● **EXERCISE**
Filter these entries so that only lines with the word "primi" remain.

● **GIVEN RECORDS**
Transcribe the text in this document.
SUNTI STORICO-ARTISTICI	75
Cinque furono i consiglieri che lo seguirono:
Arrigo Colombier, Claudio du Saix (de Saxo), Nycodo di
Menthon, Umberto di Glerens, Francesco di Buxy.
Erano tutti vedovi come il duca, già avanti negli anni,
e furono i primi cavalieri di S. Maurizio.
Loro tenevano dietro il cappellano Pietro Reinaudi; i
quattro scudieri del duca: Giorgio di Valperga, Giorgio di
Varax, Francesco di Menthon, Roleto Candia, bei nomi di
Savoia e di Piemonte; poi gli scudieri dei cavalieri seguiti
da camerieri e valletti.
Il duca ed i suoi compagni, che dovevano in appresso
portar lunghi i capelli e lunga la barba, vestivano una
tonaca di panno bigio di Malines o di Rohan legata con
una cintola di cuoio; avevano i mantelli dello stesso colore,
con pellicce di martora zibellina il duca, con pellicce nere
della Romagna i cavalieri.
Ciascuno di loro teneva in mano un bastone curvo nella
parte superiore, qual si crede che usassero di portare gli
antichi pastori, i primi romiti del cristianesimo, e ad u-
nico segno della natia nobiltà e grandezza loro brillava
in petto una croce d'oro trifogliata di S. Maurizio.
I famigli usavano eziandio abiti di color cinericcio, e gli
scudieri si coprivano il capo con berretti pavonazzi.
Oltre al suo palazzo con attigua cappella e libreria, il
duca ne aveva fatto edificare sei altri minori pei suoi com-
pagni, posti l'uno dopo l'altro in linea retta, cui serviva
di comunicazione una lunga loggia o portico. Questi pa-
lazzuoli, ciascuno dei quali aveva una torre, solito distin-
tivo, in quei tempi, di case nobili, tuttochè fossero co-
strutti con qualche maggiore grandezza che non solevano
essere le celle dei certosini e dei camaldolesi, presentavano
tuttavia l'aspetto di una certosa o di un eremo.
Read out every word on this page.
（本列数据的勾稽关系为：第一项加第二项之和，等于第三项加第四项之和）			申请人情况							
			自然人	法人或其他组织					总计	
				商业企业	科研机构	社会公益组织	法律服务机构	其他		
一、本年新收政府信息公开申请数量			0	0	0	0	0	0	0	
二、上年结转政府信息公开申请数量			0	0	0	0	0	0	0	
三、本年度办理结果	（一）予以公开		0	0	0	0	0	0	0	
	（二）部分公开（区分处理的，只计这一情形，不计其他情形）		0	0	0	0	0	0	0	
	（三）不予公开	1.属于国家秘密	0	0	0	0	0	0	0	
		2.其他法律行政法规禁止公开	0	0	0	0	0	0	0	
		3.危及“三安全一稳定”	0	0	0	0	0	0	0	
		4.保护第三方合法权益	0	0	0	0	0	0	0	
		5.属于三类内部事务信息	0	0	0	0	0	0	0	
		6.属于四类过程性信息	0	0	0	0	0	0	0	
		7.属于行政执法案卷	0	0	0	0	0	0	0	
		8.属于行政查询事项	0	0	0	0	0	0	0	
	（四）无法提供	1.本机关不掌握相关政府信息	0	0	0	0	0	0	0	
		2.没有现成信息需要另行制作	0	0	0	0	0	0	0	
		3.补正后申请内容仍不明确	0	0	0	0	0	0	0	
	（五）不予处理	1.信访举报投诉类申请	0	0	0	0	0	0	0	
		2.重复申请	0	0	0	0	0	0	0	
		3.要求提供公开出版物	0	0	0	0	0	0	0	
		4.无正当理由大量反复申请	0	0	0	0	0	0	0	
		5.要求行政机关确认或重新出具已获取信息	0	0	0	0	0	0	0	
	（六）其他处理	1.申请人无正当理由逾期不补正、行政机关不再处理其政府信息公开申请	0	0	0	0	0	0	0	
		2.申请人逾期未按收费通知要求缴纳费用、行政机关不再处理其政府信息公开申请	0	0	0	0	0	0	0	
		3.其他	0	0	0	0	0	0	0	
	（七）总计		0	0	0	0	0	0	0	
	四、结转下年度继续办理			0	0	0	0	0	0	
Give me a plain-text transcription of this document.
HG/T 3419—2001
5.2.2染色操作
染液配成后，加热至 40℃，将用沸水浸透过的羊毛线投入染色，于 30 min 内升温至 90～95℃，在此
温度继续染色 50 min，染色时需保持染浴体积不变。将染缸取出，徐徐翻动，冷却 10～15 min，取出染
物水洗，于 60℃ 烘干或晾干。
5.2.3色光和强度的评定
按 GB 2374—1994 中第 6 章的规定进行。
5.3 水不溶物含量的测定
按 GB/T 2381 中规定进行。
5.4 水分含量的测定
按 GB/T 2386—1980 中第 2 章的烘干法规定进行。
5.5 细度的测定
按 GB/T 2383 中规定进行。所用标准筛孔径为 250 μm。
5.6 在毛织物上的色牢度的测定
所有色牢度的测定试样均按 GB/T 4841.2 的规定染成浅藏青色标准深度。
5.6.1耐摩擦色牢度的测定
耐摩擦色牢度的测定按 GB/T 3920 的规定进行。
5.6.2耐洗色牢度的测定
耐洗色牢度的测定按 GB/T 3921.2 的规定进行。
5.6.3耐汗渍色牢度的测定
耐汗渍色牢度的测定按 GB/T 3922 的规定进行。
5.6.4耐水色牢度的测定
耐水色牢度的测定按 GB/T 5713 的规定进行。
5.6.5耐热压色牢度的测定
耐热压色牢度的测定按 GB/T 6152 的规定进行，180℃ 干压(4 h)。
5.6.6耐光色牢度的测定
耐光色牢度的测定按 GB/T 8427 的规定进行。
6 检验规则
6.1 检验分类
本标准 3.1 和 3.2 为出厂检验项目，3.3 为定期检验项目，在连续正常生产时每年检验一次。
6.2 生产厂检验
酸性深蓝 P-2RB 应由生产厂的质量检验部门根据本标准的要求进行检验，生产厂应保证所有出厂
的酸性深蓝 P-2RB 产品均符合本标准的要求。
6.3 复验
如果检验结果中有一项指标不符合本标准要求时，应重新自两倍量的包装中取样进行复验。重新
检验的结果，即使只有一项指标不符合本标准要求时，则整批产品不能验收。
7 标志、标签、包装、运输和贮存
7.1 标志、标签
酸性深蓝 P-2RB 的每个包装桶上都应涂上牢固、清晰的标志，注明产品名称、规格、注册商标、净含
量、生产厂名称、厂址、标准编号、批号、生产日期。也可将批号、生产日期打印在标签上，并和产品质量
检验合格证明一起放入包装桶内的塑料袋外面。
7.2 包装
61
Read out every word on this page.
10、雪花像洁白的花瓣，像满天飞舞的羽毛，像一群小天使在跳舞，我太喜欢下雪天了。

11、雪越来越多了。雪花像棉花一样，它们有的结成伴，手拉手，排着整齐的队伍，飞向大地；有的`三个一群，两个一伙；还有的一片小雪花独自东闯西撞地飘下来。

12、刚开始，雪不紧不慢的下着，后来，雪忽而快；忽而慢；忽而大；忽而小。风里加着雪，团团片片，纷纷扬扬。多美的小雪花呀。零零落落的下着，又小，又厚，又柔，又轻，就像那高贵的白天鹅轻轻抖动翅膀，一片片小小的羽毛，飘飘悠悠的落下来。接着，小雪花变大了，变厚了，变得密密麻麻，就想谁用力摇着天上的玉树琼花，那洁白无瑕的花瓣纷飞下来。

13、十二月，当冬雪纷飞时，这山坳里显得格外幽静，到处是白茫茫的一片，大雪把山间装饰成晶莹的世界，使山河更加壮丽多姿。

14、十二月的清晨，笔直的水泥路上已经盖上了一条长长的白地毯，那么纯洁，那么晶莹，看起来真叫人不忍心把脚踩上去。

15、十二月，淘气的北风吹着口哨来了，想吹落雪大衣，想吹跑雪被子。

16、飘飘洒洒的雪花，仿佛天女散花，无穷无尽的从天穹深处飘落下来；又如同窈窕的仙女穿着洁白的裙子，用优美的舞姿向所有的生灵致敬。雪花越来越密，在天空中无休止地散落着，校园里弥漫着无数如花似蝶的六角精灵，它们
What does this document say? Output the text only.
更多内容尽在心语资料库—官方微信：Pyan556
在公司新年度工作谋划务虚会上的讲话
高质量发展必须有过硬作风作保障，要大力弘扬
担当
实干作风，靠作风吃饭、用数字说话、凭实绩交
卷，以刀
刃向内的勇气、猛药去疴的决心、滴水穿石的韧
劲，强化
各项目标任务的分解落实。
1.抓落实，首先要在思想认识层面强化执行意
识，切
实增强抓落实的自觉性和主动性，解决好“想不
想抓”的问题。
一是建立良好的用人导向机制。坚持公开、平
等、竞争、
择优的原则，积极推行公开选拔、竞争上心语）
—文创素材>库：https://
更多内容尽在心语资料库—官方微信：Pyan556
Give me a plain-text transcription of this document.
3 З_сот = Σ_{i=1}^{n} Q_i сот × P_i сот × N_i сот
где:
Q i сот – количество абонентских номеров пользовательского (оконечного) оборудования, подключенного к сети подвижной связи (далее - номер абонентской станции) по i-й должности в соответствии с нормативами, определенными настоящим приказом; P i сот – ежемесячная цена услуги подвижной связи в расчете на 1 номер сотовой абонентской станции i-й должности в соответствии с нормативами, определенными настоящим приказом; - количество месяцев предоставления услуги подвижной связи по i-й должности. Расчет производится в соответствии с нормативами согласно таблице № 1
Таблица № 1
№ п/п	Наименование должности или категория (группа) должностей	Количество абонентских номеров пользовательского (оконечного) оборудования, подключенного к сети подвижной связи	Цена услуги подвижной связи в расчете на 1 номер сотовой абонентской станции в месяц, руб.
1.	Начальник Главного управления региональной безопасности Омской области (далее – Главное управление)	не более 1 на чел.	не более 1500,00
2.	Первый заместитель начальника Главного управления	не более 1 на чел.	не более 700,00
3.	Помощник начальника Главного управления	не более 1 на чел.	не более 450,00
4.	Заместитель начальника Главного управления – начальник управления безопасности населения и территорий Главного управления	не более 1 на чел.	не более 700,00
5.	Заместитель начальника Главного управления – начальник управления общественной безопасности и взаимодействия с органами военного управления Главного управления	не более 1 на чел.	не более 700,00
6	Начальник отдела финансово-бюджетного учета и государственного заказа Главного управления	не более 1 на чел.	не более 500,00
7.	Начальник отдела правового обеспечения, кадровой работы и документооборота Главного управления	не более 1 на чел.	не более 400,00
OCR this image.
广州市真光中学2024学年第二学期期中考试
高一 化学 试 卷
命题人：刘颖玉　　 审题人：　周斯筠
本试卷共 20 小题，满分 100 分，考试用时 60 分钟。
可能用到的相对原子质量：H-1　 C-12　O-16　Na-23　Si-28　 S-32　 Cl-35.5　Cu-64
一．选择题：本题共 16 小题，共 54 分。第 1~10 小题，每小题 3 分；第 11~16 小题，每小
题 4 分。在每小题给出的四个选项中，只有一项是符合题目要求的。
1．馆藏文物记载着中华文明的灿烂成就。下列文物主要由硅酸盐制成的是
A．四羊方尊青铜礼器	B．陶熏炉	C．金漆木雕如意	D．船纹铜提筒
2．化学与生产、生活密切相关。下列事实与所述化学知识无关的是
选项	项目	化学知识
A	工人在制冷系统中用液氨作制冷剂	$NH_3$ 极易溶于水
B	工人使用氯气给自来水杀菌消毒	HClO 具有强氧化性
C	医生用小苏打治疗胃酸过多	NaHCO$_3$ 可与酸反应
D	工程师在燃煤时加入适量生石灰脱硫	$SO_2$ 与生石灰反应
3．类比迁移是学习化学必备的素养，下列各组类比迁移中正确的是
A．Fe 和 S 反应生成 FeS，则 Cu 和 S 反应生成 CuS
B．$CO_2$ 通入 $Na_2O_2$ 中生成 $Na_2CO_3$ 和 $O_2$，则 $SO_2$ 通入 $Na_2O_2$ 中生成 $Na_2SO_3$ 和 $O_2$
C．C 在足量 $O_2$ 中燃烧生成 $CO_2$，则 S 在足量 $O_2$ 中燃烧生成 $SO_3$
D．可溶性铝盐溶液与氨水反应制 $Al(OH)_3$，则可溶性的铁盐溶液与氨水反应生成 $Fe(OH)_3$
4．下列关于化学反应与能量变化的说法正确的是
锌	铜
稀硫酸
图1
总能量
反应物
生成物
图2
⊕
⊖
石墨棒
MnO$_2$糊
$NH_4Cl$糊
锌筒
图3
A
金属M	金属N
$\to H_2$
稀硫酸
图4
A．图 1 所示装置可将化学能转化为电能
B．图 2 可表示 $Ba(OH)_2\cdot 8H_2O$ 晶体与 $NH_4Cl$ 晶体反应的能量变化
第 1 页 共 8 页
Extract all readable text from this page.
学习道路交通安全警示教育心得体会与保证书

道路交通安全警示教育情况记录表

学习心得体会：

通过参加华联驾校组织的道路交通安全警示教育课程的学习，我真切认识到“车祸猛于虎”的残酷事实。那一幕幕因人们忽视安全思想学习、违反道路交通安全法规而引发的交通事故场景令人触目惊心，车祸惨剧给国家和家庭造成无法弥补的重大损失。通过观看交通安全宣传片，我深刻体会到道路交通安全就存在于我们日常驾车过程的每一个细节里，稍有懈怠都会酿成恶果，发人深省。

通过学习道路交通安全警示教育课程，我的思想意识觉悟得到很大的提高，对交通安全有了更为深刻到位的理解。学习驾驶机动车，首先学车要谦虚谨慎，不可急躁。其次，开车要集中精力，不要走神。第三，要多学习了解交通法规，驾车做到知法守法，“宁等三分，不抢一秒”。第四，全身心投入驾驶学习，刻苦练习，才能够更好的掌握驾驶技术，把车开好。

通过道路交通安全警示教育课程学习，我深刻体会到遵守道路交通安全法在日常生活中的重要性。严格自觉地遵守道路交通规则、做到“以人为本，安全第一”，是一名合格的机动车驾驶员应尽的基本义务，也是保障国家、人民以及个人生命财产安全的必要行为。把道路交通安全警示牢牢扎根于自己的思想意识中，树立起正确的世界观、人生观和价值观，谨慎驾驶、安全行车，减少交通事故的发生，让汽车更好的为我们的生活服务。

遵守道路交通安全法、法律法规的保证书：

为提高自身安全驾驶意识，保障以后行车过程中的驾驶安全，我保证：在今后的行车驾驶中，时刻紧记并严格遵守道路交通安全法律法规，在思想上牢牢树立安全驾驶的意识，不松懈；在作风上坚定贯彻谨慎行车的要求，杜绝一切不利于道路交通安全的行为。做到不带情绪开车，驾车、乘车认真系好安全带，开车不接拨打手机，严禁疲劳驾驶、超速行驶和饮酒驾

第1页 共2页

● **FINISHED EXERCISE**
e furono i primi cavalieri di S. Maurizio.
antichi pastori, i primi romiti del cristianesimo, e ad u-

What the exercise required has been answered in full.